Stated problem - What lines of the data include the string "Computer"? Copy them all.

Stored data entries:
>> Begin

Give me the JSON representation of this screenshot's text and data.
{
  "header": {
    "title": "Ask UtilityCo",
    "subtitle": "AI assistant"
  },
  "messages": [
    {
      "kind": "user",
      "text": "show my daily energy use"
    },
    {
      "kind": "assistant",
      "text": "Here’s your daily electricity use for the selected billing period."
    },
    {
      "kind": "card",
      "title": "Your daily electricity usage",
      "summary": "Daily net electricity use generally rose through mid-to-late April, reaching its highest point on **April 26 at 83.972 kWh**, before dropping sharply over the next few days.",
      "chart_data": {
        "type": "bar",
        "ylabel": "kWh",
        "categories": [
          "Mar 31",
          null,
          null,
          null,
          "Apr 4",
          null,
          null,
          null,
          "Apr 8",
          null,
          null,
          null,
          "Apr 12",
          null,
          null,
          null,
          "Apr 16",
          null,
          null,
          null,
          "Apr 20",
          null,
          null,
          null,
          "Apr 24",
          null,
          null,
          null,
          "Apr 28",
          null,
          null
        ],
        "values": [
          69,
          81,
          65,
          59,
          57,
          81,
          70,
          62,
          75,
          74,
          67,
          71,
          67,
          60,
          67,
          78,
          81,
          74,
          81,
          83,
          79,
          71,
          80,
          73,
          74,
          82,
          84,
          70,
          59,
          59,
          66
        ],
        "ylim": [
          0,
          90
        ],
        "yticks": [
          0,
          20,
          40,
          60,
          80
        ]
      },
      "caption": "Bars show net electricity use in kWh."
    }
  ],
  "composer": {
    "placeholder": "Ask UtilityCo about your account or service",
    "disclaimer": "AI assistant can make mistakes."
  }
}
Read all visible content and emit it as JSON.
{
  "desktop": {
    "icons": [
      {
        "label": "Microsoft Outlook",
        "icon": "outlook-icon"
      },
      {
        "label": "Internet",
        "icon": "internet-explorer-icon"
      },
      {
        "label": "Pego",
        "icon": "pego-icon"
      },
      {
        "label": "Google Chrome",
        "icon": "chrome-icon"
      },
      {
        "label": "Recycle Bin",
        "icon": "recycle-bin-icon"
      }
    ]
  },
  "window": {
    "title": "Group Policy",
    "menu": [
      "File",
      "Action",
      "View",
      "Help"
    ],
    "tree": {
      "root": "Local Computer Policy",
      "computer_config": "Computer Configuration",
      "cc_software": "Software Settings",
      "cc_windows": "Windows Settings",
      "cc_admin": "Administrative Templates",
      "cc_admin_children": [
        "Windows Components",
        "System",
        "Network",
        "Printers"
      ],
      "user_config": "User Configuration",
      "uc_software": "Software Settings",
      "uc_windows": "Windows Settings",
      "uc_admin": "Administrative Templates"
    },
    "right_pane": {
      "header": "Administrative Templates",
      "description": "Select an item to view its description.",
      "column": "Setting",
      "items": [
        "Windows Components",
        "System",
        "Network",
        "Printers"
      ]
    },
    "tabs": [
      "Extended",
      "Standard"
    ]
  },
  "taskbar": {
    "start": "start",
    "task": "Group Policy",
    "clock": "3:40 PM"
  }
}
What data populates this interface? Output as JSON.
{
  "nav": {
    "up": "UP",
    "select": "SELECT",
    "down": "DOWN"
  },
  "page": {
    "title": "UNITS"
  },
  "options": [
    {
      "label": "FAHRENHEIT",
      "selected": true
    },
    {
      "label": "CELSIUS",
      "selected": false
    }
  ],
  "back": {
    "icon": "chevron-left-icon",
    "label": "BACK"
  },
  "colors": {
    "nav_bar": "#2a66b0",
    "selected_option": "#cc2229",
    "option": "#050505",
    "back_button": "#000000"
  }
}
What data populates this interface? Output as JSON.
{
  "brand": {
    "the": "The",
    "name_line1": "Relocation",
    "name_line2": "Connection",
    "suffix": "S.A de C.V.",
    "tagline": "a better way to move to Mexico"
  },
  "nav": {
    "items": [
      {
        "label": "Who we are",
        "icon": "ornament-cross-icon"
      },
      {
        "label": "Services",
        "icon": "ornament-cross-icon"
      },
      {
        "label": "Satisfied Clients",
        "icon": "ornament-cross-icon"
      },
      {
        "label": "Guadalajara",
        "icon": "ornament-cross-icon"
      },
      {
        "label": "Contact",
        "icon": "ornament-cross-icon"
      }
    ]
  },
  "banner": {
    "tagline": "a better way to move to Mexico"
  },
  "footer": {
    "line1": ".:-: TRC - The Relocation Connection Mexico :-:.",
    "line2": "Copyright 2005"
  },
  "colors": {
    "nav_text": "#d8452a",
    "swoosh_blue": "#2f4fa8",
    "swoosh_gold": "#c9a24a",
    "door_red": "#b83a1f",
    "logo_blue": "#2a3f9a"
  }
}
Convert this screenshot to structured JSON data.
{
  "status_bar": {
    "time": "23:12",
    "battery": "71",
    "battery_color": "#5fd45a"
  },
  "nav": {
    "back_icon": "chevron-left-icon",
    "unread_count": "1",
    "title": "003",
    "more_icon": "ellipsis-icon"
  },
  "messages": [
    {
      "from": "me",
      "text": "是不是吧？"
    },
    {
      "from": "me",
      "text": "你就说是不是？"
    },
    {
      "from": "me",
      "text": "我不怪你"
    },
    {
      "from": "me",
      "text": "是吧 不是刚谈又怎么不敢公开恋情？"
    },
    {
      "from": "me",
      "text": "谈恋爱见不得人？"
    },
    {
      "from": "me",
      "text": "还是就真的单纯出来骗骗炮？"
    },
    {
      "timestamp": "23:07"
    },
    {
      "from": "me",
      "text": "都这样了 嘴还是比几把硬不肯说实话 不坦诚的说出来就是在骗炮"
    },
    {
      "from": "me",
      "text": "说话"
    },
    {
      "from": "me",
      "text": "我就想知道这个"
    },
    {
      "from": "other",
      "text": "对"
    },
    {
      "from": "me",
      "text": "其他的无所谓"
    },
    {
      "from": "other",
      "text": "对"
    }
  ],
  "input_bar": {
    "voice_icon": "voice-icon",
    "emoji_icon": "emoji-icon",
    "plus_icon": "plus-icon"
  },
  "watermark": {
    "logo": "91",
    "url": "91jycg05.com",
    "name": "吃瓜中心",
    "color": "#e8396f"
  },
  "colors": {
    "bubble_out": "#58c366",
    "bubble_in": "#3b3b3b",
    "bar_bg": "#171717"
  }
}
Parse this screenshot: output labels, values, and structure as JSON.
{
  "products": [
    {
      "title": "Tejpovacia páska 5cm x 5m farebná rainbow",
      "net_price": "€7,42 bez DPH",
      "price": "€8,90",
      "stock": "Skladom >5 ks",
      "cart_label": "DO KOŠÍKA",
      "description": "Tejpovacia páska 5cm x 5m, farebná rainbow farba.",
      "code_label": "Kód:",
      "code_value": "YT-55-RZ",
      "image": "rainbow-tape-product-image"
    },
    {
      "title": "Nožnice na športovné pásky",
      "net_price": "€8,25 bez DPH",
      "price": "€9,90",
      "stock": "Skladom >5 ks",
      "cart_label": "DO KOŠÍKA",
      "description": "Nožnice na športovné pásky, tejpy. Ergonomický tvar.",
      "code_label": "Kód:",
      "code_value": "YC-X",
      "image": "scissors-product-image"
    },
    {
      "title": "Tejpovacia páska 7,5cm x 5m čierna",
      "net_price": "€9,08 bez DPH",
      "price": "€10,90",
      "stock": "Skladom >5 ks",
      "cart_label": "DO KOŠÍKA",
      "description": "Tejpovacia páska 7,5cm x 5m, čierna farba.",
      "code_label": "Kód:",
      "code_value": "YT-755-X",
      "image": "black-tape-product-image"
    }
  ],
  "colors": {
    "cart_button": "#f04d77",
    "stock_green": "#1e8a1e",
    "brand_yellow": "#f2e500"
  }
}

>> End

Solved exercise -
      "root": "Local Computer Policy",
      "computer_config": "Computer Configuration",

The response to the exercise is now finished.